(Stored records)

--------------------------------------------------

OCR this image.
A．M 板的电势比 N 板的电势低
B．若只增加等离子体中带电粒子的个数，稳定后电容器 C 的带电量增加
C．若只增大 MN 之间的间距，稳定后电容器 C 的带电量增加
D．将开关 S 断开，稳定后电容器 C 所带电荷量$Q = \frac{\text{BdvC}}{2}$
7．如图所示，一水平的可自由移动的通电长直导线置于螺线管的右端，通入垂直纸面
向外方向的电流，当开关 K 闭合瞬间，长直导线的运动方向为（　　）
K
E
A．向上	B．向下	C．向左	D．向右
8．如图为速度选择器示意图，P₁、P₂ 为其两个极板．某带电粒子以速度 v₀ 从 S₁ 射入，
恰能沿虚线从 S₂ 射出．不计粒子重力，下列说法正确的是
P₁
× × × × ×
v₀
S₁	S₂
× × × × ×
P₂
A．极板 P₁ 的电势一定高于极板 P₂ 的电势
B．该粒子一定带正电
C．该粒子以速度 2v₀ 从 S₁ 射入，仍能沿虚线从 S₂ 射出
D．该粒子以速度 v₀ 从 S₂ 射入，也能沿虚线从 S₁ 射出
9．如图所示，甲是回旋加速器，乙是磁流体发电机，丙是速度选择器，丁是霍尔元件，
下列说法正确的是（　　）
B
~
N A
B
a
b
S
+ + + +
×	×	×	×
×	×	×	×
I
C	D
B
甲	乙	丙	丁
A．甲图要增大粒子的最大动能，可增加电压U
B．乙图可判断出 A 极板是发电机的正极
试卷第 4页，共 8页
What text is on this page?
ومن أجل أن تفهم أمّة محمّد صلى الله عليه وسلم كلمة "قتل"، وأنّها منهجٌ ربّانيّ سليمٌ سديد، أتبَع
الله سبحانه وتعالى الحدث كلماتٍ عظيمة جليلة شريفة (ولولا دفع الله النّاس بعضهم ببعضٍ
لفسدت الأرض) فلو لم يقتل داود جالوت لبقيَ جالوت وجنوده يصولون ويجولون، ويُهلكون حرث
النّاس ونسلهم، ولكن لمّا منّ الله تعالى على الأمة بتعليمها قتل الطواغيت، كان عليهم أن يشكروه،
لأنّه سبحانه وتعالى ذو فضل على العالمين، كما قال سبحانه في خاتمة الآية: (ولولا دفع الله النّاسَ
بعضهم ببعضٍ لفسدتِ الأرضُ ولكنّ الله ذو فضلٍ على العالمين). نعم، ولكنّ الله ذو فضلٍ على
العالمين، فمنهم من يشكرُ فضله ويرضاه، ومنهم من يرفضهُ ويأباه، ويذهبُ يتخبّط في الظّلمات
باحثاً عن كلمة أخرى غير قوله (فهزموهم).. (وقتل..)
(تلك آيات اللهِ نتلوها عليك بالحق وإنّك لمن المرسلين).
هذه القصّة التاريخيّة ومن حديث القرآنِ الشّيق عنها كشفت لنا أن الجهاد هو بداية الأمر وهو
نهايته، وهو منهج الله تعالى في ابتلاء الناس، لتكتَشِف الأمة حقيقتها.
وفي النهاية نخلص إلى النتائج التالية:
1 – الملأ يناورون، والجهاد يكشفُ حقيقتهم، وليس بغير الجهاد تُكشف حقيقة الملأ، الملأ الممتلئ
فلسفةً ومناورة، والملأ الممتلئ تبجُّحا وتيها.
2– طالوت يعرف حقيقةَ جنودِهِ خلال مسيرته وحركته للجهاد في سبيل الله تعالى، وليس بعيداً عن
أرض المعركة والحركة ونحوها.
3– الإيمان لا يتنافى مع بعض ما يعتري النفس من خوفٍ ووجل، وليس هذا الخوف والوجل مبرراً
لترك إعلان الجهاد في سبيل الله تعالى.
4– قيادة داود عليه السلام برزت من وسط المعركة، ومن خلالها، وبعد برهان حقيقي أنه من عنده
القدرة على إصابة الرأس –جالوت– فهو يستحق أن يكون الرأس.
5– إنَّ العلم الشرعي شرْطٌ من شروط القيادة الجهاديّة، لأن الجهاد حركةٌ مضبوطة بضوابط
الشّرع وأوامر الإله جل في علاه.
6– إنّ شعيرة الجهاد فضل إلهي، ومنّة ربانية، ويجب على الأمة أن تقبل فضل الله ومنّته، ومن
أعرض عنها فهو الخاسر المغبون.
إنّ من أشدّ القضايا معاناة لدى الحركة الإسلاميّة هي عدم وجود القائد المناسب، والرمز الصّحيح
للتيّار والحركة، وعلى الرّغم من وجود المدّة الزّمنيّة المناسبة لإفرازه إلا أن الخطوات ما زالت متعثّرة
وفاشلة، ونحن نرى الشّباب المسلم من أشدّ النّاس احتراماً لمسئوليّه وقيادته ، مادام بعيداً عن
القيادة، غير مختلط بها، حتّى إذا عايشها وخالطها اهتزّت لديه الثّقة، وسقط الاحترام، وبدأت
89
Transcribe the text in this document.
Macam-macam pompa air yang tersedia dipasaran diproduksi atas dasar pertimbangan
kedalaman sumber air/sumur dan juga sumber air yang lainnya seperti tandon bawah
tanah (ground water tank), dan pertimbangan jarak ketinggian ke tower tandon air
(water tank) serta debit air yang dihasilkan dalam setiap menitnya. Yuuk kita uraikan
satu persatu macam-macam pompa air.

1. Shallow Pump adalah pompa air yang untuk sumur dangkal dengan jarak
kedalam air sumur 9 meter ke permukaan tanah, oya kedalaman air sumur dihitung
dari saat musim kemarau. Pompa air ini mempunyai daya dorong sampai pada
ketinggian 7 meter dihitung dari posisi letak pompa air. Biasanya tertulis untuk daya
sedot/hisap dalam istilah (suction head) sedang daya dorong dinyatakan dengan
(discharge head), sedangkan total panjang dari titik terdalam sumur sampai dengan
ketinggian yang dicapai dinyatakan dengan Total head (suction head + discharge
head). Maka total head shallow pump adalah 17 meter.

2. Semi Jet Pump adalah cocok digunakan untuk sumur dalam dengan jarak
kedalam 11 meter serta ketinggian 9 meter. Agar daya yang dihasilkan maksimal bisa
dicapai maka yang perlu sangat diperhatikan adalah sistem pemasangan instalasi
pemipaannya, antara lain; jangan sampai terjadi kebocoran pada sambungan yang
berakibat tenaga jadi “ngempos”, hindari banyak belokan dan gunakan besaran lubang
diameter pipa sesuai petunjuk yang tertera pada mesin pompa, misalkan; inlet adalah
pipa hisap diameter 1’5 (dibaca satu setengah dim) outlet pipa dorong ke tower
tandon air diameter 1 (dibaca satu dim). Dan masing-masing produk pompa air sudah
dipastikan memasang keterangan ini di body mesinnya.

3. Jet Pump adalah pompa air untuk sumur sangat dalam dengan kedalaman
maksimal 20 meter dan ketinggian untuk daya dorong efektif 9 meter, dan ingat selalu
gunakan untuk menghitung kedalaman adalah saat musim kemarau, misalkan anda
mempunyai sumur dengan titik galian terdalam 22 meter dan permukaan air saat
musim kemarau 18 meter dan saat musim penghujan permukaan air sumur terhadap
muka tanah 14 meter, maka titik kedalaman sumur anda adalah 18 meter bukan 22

--------------------------------------------------

▶ [WRITTEN TASK] Work through the listing above and report how many lines include the string "suction", with no other text.

▶ [FINAL RESULT] 2